PROBLEM REQUIREMENTS:
Go through the listing below and list every line with "different".
------ DATASET EXTRACT
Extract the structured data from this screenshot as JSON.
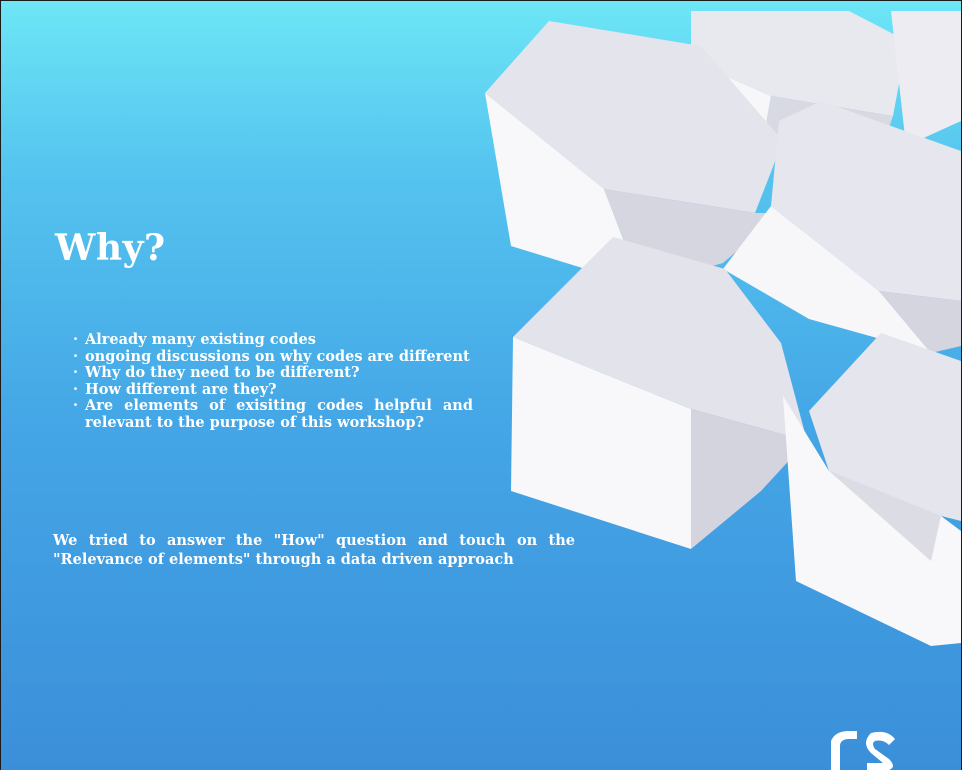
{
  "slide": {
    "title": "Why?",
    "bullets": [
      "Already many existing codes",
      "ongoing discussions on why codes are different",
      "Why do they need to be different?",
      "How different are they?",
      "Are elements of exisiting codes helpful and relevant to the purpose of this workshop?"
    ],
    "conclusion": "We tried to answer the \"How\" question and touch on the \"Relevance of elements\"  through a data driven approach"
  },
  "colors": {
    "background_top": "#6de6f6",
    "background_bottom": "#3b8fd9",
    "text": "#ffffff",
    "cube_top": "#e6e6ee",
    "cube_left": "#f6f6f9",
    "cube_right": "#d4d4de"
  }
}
------------
EXPECTED ANSWER:
      "ongoing discussions on why codes are different",
      "Why do they need to be different?",
      "How different are they?",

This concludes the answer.